_GIVEN RECORDS_:
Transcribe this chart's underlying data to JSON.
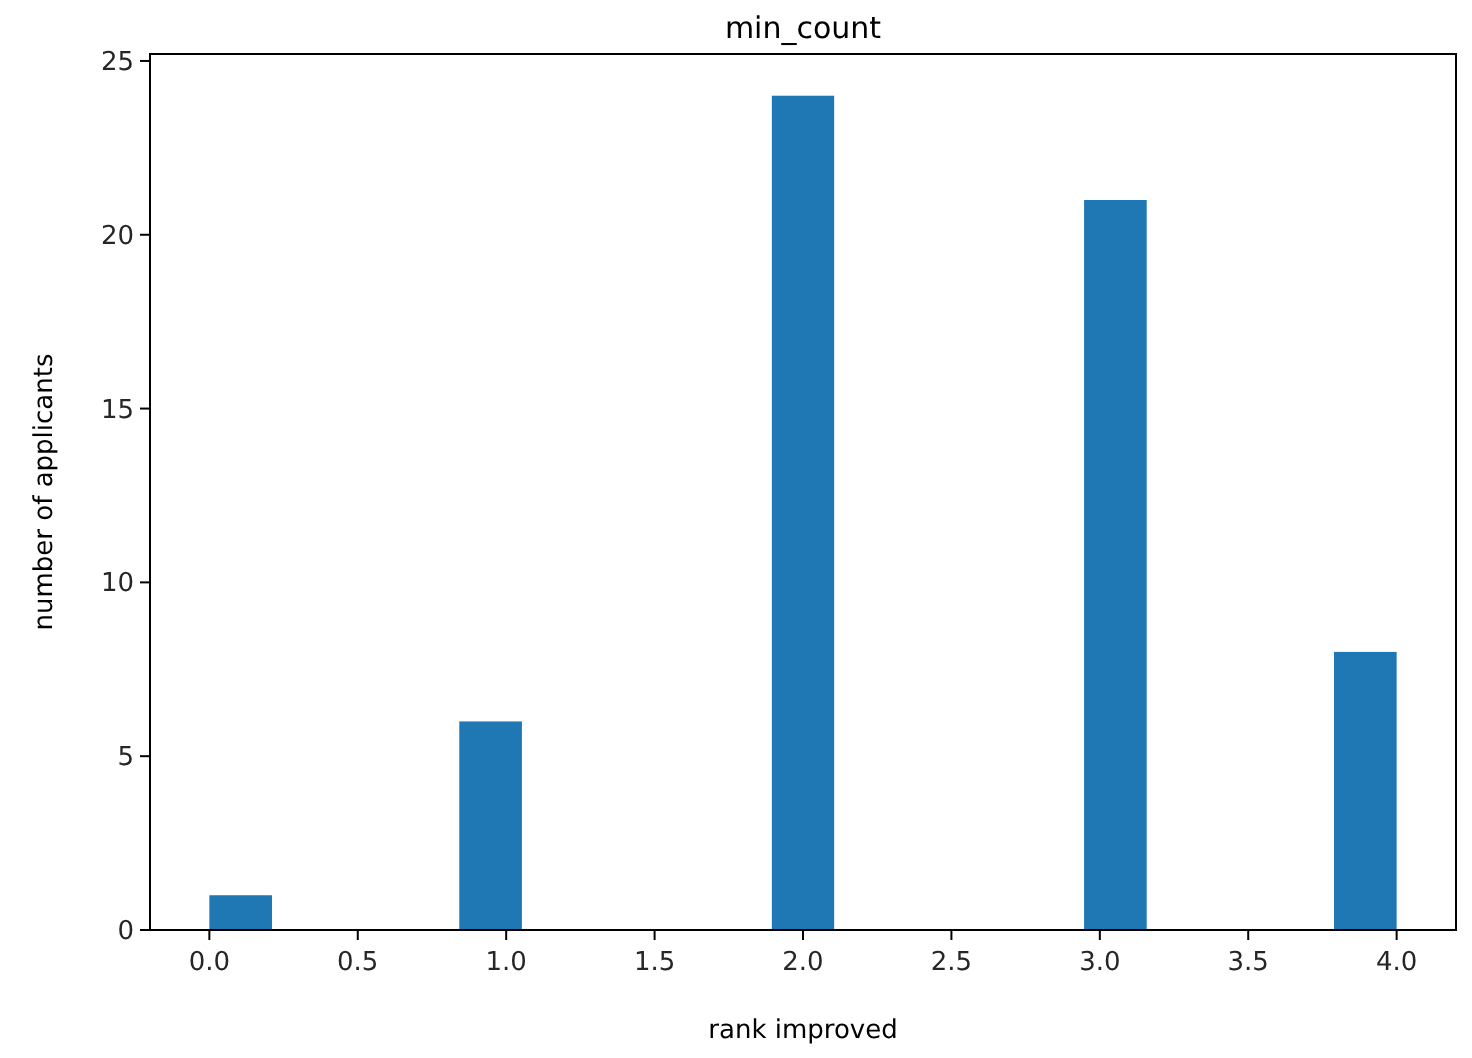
{
  "chart_data": {
    "type": "histogram",
    "title": "min_count",
    "xlabel": "rank improved",
    "ylabel": "number of applicants",
    "color": "#1f77b4",
    "bins": [
      0,
      0.211,
      0.421,
      0.632,
      0.842,
      1.053,
      1.263,
      1.474,
      1.684,
      1.895,
      2.105,
      2.316,
      2.526,
      2.737,
      2.947,
      3.158,
      3.368,
      3.579,
      3.789,
      4
    ],
    "values": [
      1,
      0,
      0,
      0,
      6,
      0,
      0,
      0,
      0,
      24,
      0,
      0,
      0,
      0,
      21,
      0,
      0,
      0,
      8
    ],
    "xlim": [
      -0.2,
      4.2
    ],
    "ylim": [
      0,
      25.2
    ],
    "xticks": [
      {
        "value": 0,
        "label": "0.0"
      },
      0.5,
      {
        "value": 1,
        "label": "1.0"
      },
      1.5,
      {
        "value": 2,
        "label": "2.0"
      },
      2.5,
      {
        "value": 3,
        "label": "3.0"
      },
      3.5,
      {
        "value": 4,
        "label": "4.0"
      }
    ],
    "yticks": [
      0,
      5,
      10,
      15,
      20,
      25
    ]
  }
}
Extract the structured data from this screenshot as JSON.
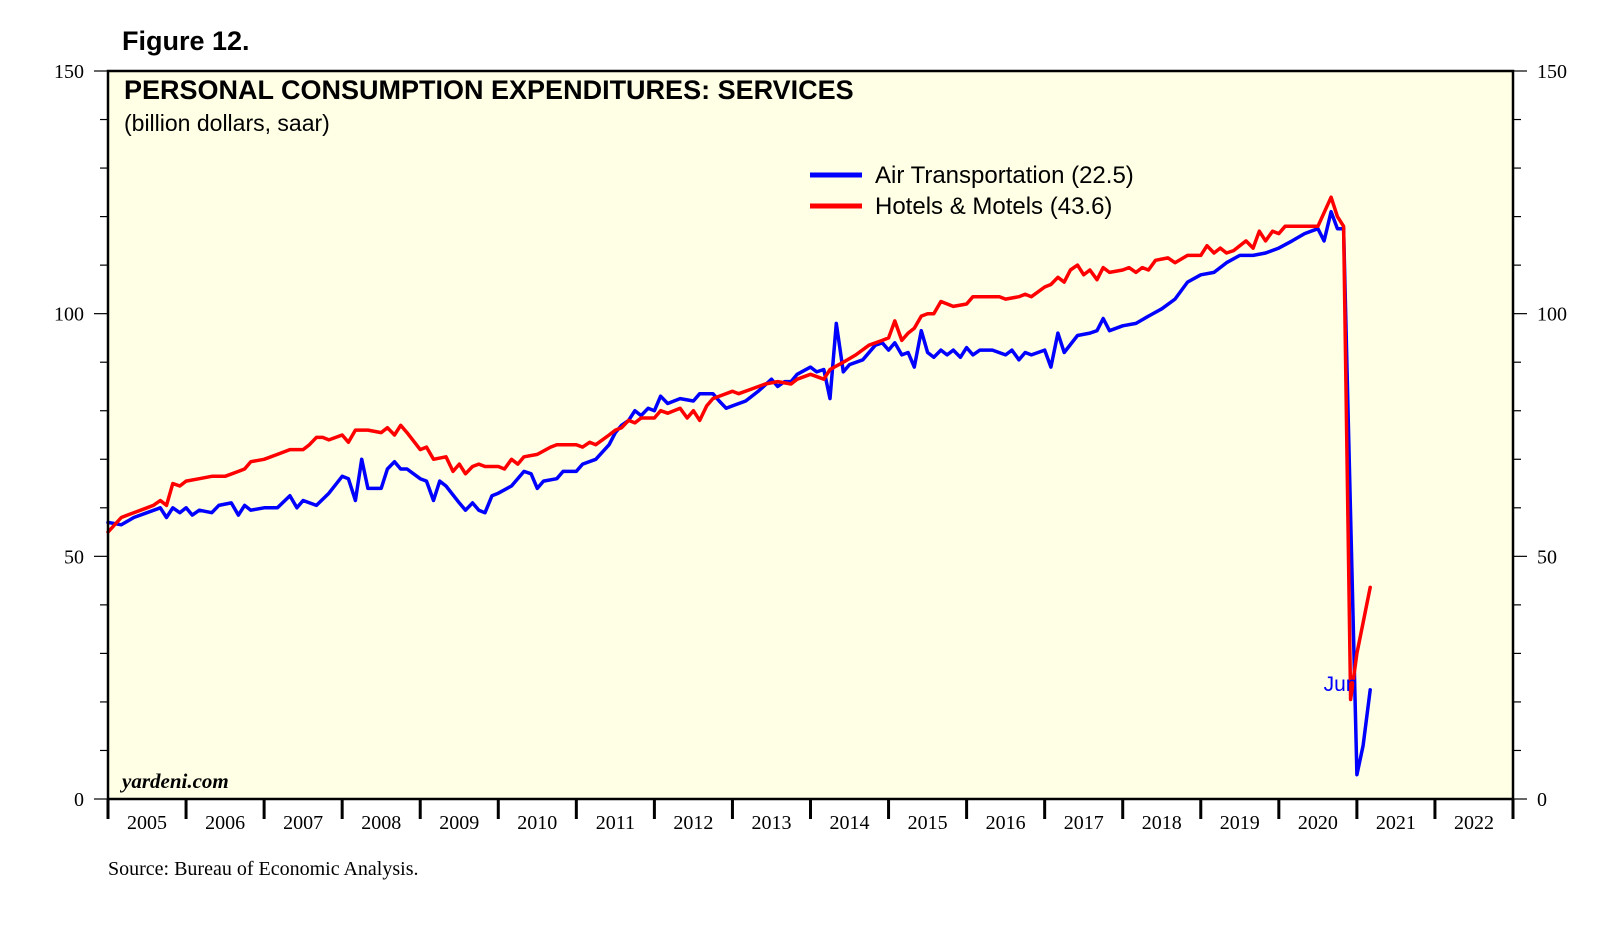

_INSTRUCTION_: Locate all lines holding the word "JSON", then copy them out.

_SOLUTION TO THIS EXERCISE_:
Transcribe this chart's underlying data to JSON.
Extract the structured data from this screenshot as JSON.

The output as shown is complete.